**** Records for processing ****

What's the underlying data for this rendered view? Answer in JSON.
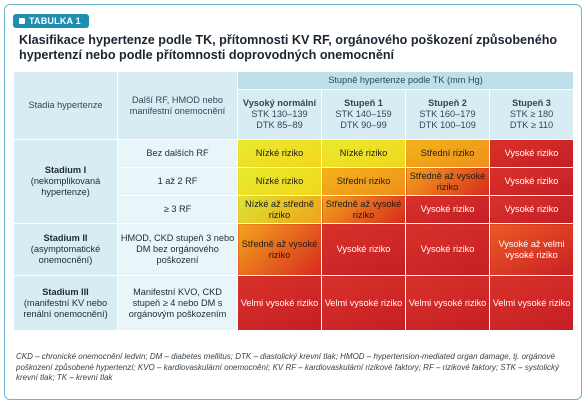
{
  "tag": "TABULKA 1",
  "title": "Klasifikace hypertenze podle TK, přítomnosti KV RF, orgánového poškození způsobeného hypertenzí nebo podle přítomnosti doprovodných onemocnění",
  "headers": {
    "stage": "Stadia hypertenze",
    "factors": "Další RF, HMOD nebo manifestní onemocnění",
    "grades_group": "Stupně hypertenze podle TK (mm Hg)",
    "grades": [
      {
        "name": "Vysoký normální",
        "stk": "STK 130–139",
        "dtk": "DTK 85–89"
      },
      {
        "name": "Stupeň 1",
        "stk": "STK 140–159",
        "dtk": "DTK 90–99"
      },
      {
        "name": "Stupeň 2",
        "stk": "STK 160–179",
        "dtk": "DTK 100–109"
      },
      {
        "name": "Stupeň 3",
        "stk": "STK ≥ 180",
        "dtk": "DTK ≥ 110"
      }
    ]
  },
  "stages": [
    {
      "name": "Stadium I",
      "desc": "(nekomplikovaná hypertenze)"
    },
    {
      "name": "Stadium II",
      "desc": "(asymptomatické onemocnění)"
    },
    {
      "name": "Stadium III",
      "desc": "(manifestní KV nebo renální onemocnění)"
    }
  ],
  "rows": [
    {
      "factor": "Bez dalších RF",
      "risks": [
        "Nízké riziko",
        "Nízké riziko",
        "Střední riziko",
        "Vysoké riziko"
      ]
    },
    {
      "factor": "1 až 2 RF",
      "risks": [
        "Nízké riziko",
        "Střední riziko",
        "Středně až vysoké riziko",
        "Vysoké riziko"
      ]
    },
    {
      "factor": "≥ 3 RF",
      "risks": [
        "Nízké až středně riziko",
        "Středně až vysoké riziko",
        "Vysoké riziko",
        "Vysoké riziko"
      ]
    },
    {
      "factor": "HMOD, CKD stupeň 3 nebo DM bez orgánového poškození",
      "risks": [
        "Středně až vysoké riziko",
        "Vysoké riziko",
        "Vysoké riziko",
        "Vysoké až velmi vysoké riziko"
      ]
    },
    {
      "factor": "Manifestní KVO, CKD stupeň ≥ 4 nebo DM s orgánovým poškozením",
      "risks": [
        "Velmi vysoké riziko",
        "Velmi vysoké riziko",
        "Velmi vysoké riziko",
        "Velmi vysoké riziko"
      ]
    }
  ],
  "footer": "CKD – chronické onemocnění ledvin; DM – diabetes mellitus; DTK – diastolický krevní tlak; HMOD – hypertension-mediated organ damage, tj. orgánové poškození způsobené hypertenzí; KVO – kardiovaskulární onemocnění; KV RF – kardiovaskulární rizikové faktory; RF – rizikové faktory; STK – systolický krevní tlak; TK – krevní tlak",
  "colors": {
    "accent": "#1f8fb1",
    "header_bg": "#d7ecf3",
    "low": "#ebe52a",
    "medium": "#f2a51c",
    "high": "#c92027"
  }
}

****

Goal:
Search the listing above for the string "podle". Copy every line that contains it.

Solution to the problem:
  "title": "Klasifikace hypertenze podle TK, přítomnosti KV RF, orgánového poškození způsobeného hypertenzí nebo podle přítomnosti doprovodných onemocnění",
    "grades_group": "Stupně hypertenze podle TK (mm Hg)",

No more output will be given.